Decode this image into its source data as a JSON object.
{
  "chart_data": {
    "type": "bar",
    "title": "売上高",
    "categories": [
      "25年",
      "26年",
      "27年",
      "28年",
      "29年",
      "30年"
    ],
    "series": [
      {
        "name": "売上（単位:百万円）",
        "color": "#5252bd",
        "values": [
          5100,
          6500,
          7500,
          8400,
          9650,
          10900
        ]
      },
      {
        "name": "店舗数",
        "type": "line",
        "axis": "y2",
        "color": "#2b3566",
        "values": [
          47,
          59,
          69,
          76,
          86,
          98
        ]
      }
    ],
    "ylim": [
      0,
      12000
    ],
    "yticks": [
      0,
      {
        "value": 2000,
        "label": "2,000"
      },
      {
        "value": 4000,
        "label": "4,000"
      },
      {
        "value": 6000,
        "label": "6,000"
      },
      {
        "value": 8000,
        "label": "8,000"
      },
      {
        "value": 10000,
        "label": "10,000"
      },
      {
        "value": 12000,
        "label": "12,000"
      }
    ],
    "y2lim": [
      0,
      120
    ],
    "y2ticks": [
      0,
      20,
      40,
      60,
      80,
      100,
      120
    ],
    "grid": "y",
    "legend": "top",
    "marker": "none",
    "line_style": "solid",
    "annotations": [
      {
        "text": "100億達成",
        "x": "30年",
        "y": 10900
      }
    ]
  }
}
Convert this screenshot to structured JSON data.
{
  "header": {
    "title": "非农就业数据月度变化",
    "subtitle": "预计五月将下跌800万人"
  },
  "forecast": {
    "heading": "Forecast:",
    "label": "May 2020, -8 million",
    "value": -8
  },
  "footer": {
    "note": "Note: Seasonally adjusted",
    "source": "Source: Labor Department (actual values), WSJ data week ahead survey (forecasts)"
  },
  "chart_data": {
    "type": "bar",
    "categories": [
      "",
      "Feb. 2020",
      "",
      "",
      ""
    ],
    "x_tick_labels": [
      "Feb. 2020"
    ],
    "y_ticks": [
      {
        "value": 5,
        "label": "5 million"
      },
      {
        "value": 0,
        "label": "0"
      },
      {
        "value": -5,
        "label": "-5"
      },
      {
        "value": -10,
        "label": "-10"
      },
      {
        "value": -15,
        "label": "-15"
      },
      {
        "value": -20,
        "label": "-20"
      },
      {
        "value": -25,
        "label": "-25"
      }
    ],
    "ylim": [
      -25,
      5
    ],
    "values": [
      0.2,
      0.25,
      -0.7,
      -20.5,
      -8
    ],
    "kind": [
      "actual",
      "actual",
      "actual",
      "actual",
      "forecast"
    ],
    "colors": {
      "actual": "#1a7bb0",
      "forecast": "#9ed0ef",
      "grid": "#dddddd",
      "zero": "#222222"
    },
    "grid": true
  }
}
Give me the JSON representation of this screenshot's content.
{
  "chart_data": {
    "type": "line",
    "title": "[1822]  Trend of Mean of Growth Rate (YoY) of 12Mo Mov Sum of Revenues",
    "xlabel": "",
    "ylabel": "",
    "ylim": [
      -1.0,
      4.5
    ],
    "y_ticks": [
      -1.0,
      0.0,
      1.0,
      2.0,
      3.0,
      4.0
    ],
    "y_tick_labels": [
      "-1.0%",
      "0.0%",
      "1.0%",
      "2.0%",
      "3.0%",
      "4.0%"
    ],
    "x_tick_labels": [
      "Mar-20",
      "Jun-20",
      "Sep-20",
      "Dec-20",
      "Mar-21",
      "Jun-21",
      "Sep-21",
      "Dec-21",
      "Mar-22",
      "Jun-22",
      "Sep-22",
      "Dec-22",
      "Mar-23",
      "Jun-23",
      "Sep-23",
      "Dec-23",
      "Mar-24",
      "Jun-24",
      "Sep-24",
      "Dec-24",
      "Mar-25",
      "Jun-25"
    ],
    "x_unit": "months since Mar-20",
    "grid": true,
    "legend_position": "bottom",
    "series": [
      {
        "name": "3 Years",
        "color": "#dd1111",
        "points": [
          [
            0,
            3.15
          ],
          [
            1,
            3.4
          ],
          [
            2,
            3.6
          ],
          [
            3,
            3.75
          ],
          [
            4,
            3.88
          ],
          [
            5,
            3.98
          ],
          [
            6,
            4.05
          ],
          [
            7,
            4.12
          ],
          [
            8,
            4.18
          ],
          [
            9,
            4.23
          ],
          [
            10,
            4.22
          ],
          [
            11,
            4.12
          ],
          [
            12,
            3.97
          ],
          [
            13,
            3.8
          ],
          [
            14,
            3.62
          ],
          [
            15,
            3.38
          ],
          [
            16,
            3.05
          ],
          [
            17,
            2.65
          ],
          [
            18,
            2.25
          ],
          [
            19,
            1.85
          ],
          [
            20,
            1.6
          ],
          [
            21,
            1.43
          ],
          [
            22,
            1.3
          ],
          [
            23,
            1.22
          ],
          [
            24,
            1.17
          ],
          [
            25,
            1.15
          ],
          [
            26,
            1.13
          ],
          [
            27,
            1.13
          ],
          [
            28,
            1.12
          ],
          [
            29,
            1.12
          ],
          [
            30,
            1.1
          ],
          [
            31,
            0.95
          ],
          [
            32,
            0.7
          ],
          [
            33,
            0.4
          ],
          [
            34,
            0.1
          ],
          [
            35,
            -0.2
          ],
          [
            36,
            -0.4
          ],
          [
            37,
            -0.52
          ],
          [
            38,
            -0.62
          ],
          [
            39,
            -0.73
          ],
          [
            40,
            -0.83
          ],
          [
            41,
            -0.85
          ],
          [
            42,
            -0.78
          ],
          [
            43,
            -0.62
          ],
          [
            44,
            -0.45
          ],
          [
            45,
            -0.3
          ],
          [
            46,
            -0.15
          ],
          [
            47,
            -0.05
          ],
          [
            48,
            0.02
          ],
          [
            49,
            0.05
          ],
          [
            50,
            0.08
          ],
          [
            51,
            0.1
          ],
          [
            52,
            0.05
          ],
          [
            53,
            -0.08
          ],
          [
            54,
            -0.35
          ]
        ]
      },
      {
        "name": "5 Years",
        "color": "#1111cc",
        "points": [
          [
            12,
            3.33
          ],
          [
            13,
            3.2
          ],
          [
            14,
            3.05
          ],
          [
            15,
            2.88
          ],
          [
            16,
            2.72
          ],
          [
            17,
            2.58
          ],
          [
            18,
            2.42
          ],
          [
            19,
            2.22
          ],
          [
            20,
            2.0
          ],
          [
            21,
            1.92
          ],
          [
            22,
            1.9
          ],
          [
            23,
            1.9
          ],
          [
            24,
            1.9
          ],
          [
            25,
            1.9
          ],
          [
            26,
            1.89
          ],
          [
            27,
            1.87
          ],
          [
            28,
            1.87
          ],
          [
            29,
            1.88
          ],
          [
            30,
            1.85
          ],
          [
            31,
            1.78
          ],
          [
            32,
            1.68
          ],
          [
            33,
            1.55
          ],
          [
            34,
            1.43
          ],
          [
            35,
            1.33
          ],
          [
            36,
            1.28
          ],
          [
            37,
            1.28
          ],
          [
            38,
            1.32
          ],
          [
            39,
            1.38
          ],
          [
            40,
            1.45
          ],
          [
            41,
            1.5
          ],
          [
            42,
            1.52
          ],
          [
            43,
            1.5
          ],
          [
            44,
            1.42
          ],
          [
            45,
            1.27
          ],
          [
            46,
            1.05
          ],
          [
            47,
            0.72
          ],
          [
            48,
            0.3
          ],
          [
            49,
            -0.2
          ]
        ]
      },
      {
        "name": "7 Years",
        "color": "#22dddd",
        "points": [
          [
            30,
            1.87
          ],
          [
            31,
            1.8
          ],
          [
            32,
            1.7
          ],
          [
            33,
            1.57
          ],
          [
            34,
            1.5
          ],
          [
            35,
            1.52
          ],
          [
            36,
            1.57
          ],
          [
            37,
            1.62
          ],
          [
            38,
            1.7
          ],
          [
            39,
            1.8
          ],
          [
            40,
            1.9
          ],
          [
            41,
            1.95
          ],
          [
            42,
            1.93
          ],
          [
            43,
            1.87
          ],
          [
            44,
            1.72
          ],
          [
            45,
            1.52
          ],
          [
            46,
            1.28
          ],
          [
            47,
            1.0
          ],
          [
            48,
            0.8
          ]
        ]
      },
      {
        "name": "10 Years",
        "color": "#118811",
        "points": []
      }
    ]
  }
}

++++

# CHALLENGE
Work through the listing above and report how many lines include the string "values", with no other text.

# OUTPUT
4